• _Given task_:
Will you output all of the data below exactly, omitting the images?

• • • •

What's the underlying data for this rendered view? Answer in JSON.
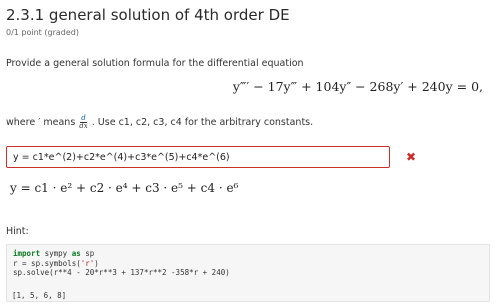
{
  "question": {
    "title": "2.3.1 general solution of 4th order DE",
    "points": "0/1 point (graded)",
    "prompt": "Provide a general solution formula for the differential equation",
    "equation": "y‴′ − 17y‴ + 104y″ − 268y′ + 240y = 0,",
    "where_prefix": "where ′ means",
    "fraction_num": "d",
    "fraction_den": "dx",
    "where_suffix": ". Use c1, c2, c3, c4 for the arbitrary constants."
  },
  "answer": {
    "value": "y = c1*e^(2)+c2*e^(4)+c3*e^(5)+c4*e^(6)",
    "status": "incorrect",
    "status_icon": "✖",
    "preview": "y = c1 · e² + c2 · e⁴ + c3 · e⁵ + c4 · e⁶"
  },
  "hint": {
    "label": "Hint:",
    "code": {
      "line1_kw1": "import",
      "line1_mid": " sympy ",
      "line1_kw2": "as",
      "line1_end": " sp",
      "line2_a": "r = sp.symbols(",
      "line2_str": "'r'",
      "line2_b": ")",
      "line3": "sp.solve(r**4 - 20*r**3 + 137*r**2 -358*r + 240)"
    },
    "output": "[1, 5, 6, 8]"
  },
  "colors": {
    "error": "#c9302c",
    "keyword": "#0a7a22"
  }
}
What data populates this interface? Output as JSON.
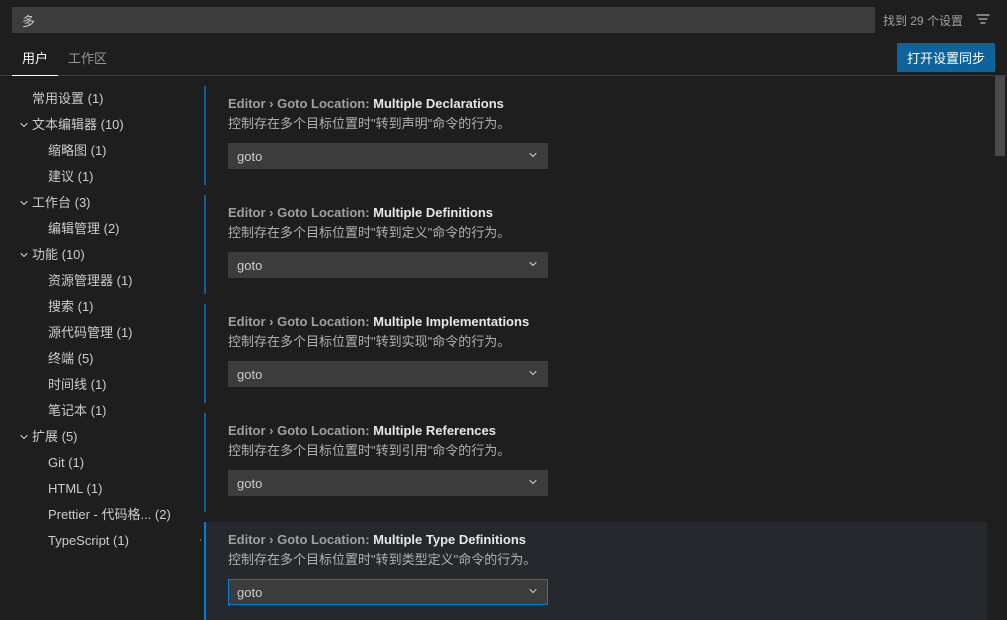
{
  "search": {
    "query": "多",
    "count": "找到 29 个设置"
  },
  "tabs": {
    "user": "用户",
    "workspace": "工作区",
    "sync": "打开设置同步"
  },
  "sidebar": [
    {
      "label": "常用设置 (1)",
      "kind": "leaf"
    },
    {
      "label": "文本编辑器 (10)",
      "kind": "expand",
      "children": [
        {
          "label": "缩略图 (1)"
        },
        {
          "label": "建议 (1)"
        }
      ]
    },
    {
      "label": "工作台 (3)",
      "kind": "expand",
      "children": [
        {
          "label": "编辑管理 (2)"
        }
      ]
    },
    {
      "label": "功能 (10)",
      "kind": "expand",
      "children": [
        {
          "label": "资源管理器 (1)"
        },
        {
          "label": "搜索 (1)"
        },
        {
          "label": "源代码管理 (1)"
        },
        {
          "label": "终端 (5)"
        },
        {
          "label": "时间线 (1)"
        },
        {
          "label": "笔记本 (1)"
        }
      ]
    },
    {
      "label": "扩展 (5)",
      "kind": "expand",
      "children": [
        {
          "label": "Git (1)"
        },
        {
          "label": "HTML (1)"
        },
        {
          "label": "Prettier - 代码格... (2)"
        },
        {
          "label": "TypeScript (1)"
        }
      ]
    }
  ],
  "settings": [
    {
      "crumb": "Editor › Goto Location: ",
      "name": "Multiple Declarations",
      "desc": "控制存在多个目标位置时\"转到声明\"命令的行为。",
      "value": "goto",
      "active": false
    },
    {
      "crumb": "Editor › Goto Location: ",
      "name": "Multiple Definitions",
      "desc": "控制存在多个目标位置时\"转到定义\"命令的行为。",
      "value": "goto",
      "active": false
    },
    {
      "crumb": "Editor › Goto Location: ",
      "name": "Multiple Implementations",
      "desc": "控制存在多个目标位置时\"转到实现\"命令的行为。",
      "value": "goto",
      "active": false
    },
    {
      "crumb": "Editor › Goto Location: ",
      "name": "Multiple References",
      "desc": "控制存在多个目标位置时\"转到引用\"命令的行为。",
      "value": "goto",
      "active": false
    },
    {
      "crumb": "Editor › Goto Location: ",
      "name": "Multiple Type Definitions",
      "desc": "控制存在多个目标位置时\"转到类型定义\"命令的行为。",
      "value": "goto",
      "active": true
    }
  ]
}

• • • •

• _Reply_:
What's the underlying data for this rendered view? Answer in JSON.
{
  "question": {
    "title": "2.3.1 general solution of 4th order DE",
    "points": "0/1 point (graded)",
    "prompt": "Provide a general solution formula for the differential equation",
    "equation": "y‴′ − 17y‴ + 104y″ − 268y′ + 240y = 0,",
    "where_prefix": "where ′ means",
    "fraction_num": "d",
    "fraction_den": "dx",
    "where_suffix": ". Use c1, c2, c3, c4 for the arbitrary constants."
  },
  "answer": {
    "value": "y = c1*e^(2)+c2*e^(4)+c3*e^(5)+c4*e^(6)",
    "status": "incorrect",
    "status_icon": "✖",
    "preview": "y = c1 · e² + c2 · e⁴ + c3 · e⁵ + c4 · e⁶"
  },
  "hint": {
    "label": "Hint:",
    "code": {
      "line1_kw1": "import",
      "line1_mid": " sympy ",
      "line1_kw2": "as",
      "line1_end": " sp",
      "line2_a": "r = sp.symbols(",
      "line2_str": "'r'",
      "line2_b": ")",
      "line3": "sp.solve(r**4 - 20*r**3 + 137*r**2 -358*r + 240)"
    },
    "output": "[1, 5, 6, 8]"
  },
  "colors": {
    "error": "#c9302c",
    "keyword": "#0a7a22"
  }
}
What data populates this interface? Output as JSON.
{
  "search": {
    "query": "多",
    "count": "找到 29 个设置"
  },
  "tabs": {
    "user": "用户",
    "workspace": "工作区",
    "sync": "打开设置同步"
  },
  "sidebar": [
    {
      "label": "常用设置 (1)",
      "kind": "leaf"
    },
    {
      "label": "文本编辑器 (10)",
      "kind": "expand",
      "children": [
        {
          "label": "缩略图 (1)"
        },
        {
          "label": "建议 (1)"
        }
      ]
    },
    {
      "label": "工作台 (3)",
      "kind": "expand",
      "children": [
        {
          "label": "编辑管理 (2)"
        }
      ]
    },
    {
      "label": "功能 (10)",
      "kind": "expand",
      "children": [
        {
          "label": "资源管理器 (1)"
        },
        {
          "label": "搜索 (1)"
        },
        {
          "label": "源代码管理 (1)"
        },
        {
          "label": "终端 (5)"
        },
        {
          "label": "时间线 (1)"
        },
        {
          "label": "笔记本 (1)"
        }
      ]
    },
    {
      "label": "扩展 (5)",
      "kind": "expand",
      "children": [
        {
          "label": "Git (1)"
        },
        {
          "label": "HTML (1)"
        },
        {
          "label": "Prettier - 代码格... (2)"
        },
        {
          "label": "TypeScript (1)"
        }
      ]
    }
  ],
  "settings": [
    {
      "crumb": "Editor › Goto Location: ",
      "name": "Multiple Declarations",
      "desc": "控制存在多个目标位置时\"转到声明\"命令的行为。",
      "value": "goto",
      "active": false
    },
    {
      "crumb": "Editor › Goto Location: ",
      "name": "Multiple Definitions",
      "desc": "控制存在多个目标位置时\"转到定义\"命令的行为。",
      "value": "goto",
      "active": false
    },
    {
      "crumb": "Editor › Goto Location: ",
      "name": "Multiple Implementations",
      "desc": "控制存在多个目标位置时\"转到实现\"命令的行为。",
      "value": "goto",
      "active": false
    },
    {
      "crumb": "Editor › Goto Location: ",
      "name": "Multiple References",
      "desc": "控制存在多个目标位置时\"转到引用\"命令的行为。",
      "value": "goto",
      "active": false
    },
    {
      "crumb": "Editor › Goto Location: ",
      "name": "Multiple Type Definitions",
      "desc": "控制存在多个目标位置时\"转到类型定义\"命令的行为。",
      "value": "goto",
      "active": true
    }
  ]
}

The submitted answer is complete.